RECORDS FOR PROCESSING:
• • • •

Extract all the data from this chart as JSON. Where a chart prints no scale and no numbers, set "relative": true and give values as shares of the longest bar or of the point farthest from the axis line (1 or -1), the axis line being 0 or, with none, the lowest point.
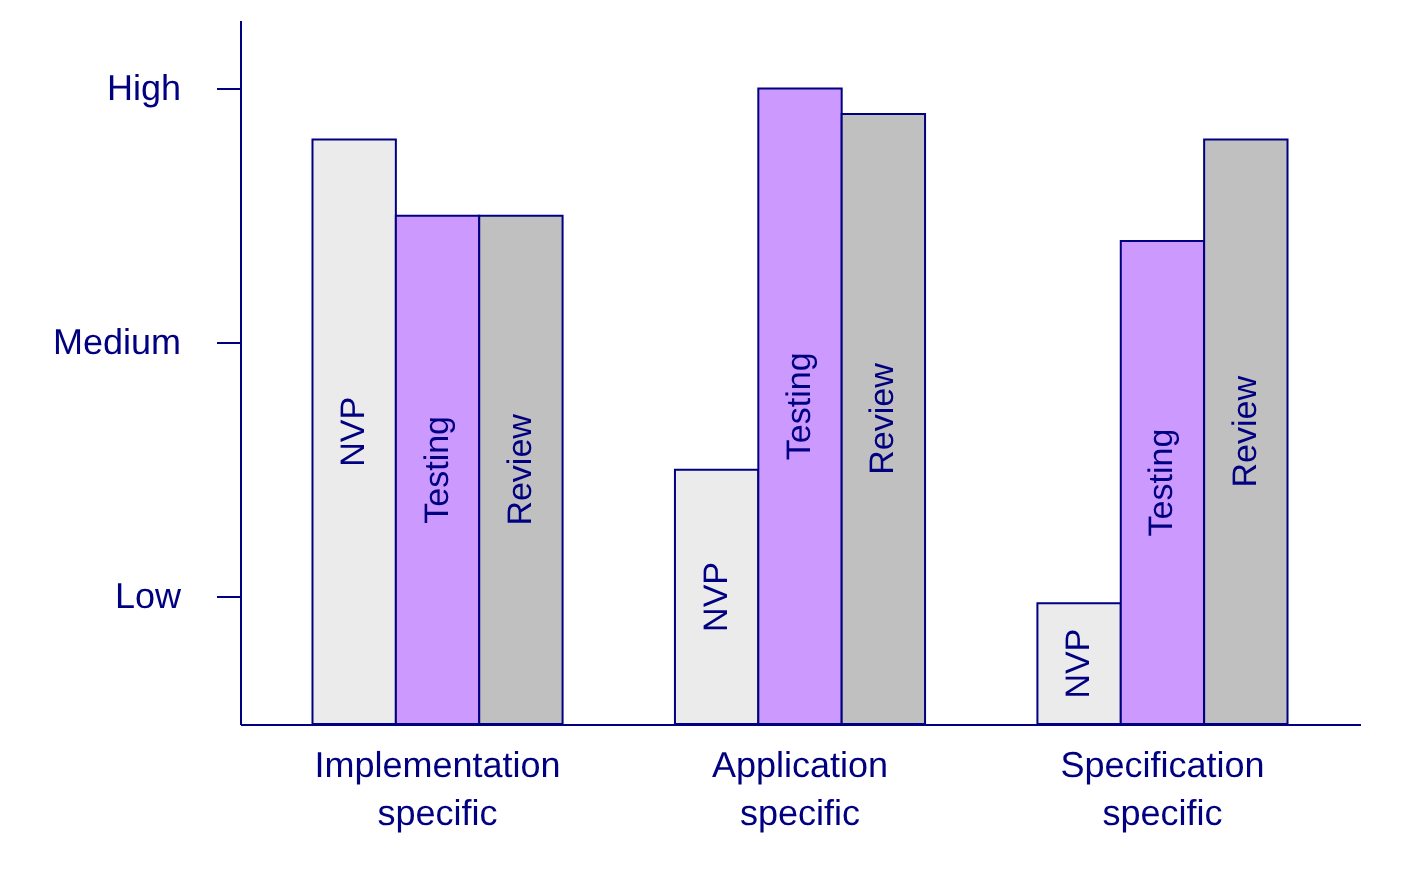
{
  "chart_data": {
    "type": "bar",
    "relative": true,
    "categories": [
      "Implementation specific",
      "Application specific",
      "Specification specific"
    ],
    "series": [
      {
        "name": "NVP",
        "color": "#ebebeb",
        "values": [
          0.92,
          0.4,
          0.19
        ]
      },
      {
        "name": "Testing",
        "color": "#cc99ff",
        "values": [
          0.8,
          1,
          0.76
        ]
      },
      {
        "name": "Review",
        "color": "#c0c0c0",
        "values": [
          0.8,
          0.96,
          0.92
        ]
      }
    ],
    "annotations": [
      "Low",
      "Medium",
      "High"
    ]
  }
}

• • • •

WHAT TO DO: An exact transcription of all the entries is required, without the pictures.

FINISHED ANSWER:
Extract all the data from this chart as JSON. Where a chart prints no scale and no numbers, set "relative": true and give values as shares of the longest bar or of the point farthest from the axis line (1 or -1), the axis line being 0 or, with none, the lowest point.
{
  "chart_data": {
    "type": "bar",
    "relative": true,
    "categories": [
      "Implementation specific",
      "Application specific",
      "Specification specific"
    ],
    "series": [
      {
        "name": "NVP",
        "color": "#ebebeb",
        "values": [
          0.92,
          0.4,
          0.19
        ]
      },
      {
        "name": "Testing",
        "color": "#cc99ff",
        "values": [
          0.8,
          1,
          0.76
        ]
      },
      {
        "name": "Review",
        "color": "#c0c0c0",
        "values": [
          0.8,
          0.96,
          0.92
        ]
      }
    ],
    "annotations": [
      "Low",
      "Medium",
      "High"
    ]
  }
}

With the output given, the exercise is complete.